- [DATASET RECORDS]:
:::::

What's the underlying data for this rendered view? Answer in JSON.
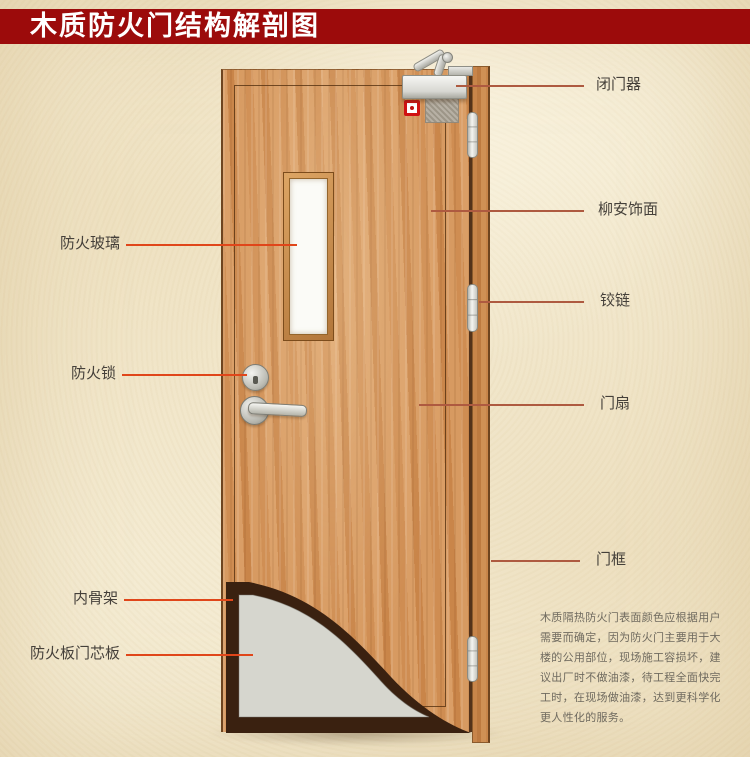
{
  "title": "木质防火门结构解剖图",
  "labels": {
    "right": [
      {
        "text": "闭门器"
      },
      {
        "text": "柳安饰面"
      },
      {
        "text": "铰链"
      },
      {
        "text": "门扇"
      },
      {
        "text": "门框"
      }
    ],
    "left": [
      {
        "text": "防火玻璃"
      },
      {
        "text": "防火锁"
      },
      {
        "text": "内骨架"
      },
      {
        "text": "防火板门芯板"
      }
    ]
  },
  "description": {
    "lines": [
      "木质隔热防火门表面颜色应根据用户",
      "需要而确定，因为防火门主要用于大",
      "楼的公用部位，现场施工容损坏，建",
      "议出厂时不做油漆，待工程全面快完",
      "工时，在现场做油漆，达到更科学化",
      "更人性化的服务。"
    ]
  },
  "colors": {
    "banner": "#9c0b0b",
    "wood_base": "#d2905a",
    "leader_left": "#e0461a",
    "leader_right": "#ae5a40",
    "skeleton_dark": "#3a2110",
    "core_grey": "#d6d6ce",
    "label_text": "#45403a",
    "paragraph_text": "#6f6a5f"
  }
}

:::::

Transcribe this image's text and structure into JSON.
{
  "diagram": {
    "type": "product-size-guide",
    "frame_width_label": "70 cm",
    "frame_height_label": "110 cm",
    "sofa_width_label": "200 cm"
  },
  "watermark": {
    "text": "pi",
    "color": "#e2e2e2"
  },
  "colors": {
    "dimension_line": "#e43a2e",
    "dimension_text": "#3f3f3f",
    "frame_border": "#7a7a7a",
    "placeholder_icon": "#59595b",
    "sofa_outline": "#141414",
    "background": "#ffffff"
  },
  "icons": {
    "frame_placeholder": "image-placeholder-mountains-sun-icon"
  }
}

:::::

List the lines of the material in which the word "JSON" occurs.

- [OUTPUT FOR THIS EXERCISE]:
What's the underlying data for this rendered view? Answer in JSON.
Transcribe this image's text and structure into JSON.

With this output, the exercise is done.